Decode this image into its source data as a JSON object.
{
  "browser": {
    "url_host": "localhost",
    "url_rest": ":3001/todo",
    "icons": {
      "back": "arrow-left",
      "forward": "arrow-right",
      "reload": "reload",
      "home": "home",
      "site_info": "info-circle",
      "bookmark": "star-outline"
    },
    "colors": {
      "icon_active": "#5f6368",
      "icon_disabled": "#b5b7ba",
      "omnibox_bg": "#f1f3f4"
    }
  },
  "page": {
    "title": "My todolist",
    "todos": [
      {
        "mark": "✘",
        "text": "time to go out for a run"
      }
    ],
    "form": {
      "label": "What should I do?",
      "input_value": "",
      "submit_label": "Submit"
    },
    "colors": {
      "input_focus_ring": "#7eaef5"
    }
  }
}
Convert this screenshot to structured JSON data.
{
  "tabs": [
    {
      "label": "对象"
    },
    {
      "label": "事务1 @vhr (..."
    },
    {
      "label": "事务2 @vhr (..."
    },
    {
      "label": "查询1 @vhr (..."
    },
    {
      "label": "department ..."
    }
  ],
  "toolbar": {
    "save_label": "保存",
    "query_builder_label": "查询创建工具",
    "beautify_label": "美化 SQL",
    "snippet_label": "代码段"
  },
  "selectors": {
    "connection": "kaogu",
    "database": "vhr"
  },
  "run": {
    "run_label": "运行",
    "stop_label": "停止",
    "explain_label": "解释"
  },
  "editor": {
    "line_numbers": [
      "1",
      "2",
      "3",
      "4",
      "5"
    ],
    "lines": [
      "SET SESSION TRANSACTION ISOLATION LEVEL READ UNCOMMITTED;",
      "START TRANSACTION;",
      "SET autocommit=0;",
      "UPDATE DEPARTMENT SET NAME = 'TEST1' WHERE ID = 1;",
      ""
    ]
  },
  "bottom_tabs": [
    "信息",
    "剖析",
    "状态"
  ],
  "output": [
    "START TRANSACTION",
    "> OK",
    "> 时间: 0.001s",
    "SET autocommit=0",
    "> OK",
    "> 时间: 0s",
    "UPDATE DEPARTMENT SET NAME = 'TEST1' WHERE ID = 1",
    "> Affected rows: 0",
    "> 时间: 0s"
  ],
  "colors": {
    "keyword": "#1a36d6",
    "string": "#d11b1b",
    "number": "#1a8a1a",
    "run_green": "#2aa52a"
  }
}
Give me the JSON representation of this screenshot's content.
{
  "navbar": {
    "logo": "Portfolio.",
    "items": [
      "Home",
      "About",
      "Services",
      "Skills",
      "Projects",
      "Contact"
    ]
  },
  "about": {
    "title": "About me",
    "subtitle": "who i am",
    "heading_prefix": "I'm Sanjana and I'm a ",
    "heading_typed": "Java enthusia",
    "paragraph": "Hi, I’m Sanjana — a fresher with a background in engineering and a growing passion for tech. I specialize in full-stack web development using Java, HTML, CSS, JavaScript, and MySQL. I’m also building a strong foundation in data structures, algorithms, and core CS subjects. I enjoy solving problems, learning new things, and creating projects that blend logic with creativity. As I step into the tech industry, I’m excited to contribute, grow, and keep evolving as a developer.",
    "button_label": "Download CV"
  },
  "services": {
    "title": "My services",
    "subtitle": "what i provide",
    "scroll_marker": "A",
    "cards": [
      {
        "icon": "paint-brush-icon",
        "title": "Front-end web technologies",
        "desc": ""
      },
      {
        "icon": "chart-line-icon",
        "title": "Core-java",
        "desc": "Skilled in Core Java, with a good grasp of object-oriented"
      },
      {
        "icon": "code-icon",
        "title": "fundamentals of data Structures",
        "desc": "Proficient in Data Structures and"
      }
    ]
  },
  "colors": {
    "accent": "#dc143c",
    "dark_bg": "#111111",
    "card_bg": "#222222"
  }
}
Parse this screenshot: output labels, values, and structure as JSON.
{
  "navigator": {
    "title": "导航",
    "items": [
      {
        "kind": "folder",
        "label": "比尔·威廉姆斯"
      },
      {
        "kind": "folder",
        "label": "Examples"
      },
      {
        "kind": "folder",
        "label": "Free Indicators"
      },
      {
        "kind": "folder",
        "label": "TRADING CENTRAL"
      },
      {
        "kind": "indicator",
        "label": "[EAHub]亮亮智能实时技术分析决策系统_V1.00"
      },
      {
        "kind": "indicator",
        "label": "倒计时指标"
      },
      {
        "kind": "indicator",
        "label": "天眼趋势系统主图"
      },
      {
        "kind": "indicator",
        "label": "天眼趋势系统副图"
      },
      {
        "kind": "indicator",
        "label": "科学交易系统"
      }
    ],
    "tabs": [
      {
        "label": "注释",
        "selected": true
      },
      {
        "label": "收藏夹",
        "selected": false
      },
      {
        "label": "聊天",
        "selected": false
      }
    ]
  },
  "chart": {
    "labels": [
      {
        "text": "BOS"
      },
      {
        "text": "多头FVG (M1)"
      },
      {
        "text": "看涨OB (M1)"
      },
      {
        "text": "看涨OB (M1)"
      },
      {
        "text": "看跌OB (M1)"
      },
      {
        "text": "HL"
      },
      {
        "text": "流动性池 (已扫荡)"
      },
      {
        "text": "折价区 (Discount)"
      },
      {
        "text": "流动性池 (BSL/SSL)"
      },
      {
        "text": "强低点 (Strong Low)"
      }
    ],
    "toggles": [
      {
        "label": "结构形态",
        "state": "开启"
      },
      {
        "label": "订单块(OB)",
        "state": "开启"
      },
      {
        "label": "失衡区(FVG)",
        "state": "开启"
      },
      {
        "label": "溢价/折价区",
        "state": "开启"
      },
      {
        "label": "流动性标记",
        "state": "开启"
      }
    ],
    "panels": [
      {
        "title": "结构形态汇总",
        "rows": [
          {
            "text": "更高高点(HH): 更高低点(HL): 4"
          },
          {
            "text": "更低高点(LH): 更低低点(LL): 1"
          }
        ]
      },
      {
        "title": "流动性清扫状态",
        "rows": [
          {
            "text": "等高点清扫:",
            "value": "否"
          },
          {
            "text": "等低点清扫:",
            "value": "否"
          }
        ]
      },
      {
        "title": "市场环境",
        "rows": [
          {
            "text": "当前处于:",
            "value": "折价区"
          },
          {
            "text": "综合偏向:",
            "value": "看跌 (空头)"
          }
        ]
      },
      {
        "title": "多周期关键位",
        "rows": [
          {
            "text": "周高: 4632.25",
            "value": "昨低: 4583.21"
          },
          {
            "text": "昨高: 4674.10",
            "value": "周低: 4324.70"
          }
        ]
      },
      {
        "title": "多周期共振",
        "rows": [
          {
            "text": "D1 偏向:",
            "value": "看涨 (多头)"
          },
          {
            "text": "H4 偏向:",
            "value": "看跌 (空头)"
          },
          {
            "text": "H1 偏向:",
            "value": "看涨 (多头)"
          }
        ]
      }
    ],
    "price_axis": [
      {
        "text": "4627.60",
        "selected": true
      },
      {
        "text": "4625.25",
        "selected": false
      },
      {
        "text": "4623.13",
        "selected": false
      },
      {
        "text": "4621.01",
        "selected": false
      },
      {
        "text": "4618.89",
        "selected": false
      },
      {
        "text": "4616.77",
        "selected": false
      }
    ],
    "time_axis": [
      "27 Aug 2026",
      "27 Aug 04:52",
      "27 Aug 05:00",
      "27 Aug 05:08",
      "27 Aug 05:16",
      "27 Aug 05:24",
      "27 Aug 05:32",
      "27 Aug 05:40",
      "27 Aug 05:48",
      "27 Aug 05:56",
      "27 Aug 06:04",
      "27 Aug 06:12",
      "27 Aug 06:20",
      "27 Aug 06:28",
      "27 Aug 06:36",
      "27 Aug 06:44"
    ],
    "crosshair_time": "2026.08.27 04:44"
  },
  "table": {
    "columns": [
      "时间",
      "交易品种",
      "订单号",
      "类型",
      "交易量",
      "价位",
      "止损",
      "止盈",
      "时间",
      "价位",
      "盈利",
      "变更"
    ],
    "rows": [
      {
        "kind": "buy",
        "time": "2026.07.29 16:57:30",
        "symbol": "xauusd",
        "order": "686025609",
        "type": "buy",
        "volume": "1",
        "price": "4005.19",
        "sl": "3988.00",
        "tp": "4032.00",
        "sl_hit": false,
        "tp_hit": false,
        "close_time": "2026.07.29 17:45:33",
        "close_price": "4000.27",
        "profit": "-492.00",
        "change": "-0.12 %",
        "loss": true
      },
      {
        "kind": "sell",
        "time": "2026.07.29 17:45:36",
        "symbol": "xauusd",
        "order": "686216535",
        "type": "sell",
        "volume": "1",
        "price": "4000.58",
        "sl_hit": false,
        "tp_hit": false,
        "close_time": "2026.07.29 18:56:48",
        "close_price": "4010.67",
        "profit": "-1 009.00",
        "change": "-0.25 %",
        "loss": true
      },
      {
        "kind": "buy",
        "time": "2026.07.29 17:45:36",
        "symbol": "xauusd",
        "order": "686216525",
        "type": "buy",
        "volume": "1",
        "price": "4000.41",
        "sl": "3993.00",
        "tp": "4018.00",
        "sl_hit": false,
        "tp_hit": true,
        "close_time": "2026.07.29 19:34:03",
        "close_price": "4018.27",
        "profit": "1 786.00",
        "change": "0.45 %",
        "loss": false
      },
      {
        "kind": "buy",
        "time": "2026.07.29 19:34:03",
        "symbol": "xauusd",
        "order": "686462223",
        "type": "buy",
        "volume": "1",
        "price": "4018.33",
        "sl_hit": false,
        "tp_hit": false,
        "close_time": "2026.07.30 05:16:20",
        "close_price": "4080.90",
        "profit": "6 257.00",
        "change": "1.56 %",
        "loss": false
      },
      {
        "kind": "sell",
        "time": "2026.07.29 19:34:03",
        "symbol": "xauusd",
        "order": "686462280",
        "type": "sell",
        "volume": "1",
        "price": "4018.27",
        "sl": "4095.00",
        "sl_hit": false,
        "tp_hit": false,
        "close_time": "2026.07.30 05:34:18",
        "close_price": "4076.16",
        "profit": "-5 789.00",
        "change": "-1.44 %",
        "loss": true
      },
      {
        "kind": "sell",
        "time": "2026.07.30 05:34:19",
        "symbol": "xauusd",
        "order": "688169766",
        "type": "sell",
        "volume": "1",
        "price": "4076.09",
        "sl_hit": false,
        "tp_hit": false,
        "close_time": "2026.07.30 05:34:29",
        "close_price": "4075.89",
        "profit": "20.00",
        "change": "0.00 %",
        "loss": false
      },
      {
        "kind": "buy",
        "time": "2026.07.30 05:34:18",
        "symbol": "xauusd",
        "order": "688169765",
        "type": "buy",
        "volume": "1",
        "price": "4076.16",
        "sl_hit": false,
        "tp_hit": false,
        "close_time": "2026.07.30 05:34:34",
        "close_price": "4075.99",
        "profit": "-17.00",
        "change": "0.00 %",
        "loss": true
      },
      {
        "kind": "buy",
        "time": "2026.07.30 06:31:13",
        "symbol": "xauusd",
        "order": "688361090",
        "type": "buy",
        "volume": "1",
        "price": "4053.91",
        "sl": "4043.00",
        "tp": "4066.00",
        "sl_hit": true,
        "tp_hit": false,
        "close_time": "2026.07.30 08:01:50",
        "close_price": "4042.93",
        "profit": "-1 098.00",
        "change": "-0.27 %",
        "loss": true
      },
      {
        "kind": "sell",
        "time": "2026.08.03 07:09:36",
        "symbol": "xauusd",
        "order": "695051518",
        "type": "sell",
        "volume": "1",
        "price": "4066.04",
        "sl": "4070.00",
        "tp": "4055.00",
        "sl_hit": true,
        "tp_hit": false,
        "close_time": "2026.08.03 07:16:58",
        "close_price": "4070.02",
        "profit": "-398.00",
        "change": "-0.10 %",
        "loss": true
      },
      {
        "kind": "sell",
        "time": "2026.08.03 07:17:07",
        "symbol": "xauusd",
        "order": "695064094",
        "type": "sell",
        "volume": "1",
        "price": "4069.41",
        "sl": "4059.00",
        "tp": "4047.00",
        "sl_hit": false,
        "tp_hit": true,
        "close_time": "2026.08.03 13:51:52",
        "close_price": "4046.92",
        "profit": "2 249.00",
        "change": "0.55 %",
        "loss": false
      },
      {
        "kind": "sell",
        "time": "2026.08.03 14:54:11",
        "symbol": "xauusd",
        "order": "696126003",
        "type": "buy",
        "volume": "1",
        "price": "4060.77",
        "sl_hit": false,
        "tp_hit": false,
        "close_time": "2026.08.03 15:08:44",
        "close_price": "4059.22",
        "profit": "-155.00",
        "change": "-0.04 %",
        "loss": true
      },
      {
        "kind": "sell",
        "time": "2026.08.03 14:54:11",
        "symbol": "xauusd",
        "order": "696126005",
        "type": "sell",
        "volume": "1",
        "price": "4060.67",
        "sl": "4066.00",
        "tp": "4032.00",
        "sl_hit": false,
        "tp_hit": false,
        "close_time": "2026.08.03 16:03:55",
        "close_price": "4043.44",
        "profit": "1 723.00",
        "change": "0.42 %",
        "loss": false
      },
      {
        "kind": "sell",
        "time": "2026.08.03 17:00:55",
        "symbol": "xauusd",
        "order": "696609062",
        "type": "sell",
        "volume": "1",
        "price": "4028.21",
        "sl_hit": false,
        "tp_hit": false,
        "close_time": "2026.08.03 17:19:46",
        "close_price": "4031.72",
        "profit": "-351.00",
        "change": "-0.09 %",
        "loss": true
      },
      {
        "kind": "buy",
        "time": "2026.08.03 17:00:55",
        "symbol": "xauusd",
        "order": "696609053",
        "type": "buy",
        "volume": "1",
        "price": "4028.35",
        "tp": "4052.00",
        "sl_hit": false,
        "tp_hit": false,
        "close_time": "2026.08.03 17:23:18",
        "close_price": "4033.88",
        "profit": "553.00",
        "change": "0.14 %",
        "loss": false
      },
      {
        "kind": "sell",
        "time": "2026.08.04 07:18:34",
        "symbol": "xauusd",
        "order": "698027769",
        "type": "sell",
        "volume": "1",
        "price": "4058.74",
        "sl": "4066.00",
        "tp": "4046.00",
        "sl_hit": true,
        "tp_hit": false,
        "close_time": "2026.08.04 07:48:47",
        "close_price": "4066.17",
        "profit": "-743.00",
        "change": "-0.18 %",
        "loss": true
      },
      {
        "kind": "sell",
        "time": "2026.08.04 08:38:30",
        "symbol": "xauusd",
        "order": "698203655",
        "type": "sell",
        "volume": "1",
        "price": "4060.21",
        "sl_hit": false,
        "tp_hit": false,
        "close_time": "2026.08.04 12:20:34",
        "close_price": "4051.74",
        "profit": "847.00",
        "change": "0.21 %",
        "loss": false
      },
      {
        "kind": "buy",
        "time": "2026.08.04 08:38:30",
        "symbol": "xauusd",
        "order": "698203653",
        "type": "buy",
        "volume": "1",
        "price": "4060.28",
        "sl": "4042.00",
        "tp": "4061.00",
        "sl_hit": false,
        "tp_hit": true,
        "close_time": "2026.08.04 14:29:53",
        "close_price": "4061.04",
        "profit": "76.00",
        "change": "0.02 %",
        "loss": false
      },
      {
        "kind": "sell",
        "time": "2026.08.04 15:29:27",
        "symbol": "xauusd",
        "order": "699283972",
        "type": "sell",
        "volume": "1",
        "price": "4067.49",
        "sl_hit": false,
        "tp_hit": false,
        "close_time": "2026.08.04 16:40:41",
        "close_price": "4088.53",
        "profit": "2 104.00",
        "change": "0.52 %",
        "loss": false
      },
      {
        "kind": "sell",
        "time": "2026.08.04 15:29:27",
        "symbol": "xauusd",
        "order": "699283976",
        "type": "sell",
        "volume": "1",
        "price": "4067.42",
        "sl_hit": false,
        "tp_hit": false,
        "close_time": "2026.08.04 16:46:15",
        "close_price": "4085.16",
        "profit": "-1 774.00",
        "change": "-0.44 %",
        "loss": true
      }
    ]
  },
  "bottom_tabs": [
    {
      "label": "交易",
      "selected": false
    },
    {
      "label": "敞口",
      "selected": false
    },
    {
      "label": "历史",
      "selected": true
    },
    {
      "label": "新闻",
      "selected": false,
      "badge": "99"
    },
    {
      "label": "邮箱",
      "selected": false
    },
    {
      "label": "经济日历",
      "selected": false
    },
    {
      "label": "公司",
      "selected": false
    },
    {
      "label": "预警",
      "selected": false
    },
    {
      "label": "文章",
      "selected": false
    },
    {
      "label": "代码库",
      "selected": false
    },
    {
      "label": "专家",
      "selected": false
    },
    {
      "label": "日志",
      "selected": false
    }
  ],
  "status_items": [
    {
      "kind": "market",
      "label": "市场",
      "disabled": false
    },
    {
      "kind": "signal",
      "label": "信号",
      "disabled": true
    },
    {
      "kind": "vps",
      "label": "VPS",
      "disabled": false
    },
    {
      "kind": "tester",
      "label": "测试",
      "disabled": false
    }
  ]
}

====

__Set problem__.
Say how many lines of the material contain the word "TRANSACTION", with no other text.

__Exercise response__.
3